WHAT THE TASK REQUIRES » Pull every line containing "从题中所给的" out of the material below.

(Stored entries)
===============
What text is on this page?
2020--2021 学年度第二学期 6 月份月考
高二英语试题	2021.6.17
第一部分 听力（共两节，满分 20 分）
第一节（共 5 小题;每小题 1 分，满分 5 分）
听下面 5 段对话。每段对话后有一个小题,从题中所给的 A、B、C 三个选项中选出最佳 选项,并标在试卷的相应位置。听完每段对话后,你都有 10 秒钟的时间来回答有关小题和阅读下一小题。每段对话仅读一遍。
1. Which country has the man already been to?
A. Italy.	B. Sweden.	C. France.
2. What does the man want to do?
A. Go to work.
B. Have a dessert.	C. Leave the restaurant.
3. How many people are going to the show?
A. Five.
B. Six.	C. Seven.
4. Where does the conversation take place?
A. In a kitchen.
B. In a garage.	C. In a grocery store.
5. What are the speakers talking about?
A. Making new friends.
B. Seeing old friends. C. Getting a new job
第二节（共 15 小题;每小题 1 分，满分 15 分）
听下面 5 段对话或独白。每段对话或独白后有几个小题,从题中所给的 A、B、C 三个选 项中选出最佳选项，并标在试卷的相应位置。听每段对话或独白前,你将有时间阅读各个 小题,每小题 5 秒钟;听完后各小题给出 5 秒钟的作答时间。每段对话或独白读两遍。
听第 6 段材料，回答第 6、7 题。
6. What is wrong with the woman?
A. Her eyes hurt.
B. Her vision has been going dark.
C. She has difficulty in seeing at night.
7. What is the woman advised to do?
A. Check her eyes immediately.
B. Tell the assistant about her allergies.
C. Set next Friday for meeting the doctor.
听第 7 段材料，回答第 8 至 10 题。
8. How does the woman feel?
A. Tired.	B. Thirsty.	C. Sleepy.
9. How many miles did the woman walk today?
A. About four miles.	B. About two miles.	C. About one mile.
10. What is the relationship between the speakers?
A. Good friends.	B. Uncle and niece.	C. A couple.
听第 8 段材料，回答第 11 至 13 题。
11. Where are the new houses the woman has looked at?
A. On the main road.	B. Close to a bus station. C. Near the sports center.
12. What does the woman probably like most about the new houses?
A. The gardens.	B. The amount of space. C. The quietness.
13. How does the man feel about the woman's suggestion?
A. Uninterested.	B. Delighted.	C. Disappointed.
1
===============
RESPONSE TO THE EXERCISE »
听下面 5 段对话。每段对话后有一个小题,从题中所给的 A、B、C 三个选项中选出最佳 选项,并标在试卷的相应位置。听完每段对话后,你都有 10 秒钟的时间来回答有关小题和阅读下一小题。每段对话仅读一遍。
听下面 5 段对话或独白。每段对话或独白后有几个小题,从题中所给的 A、B、C 三个选 项中选出最佳选项，并标在试卷的相应位置。听每段对话或独白前,你将有时间阅读各个 小题,每小题 5 秒钟;听完后各小题给出 5 秒钟的作答时间。每段对话或独白读两遍。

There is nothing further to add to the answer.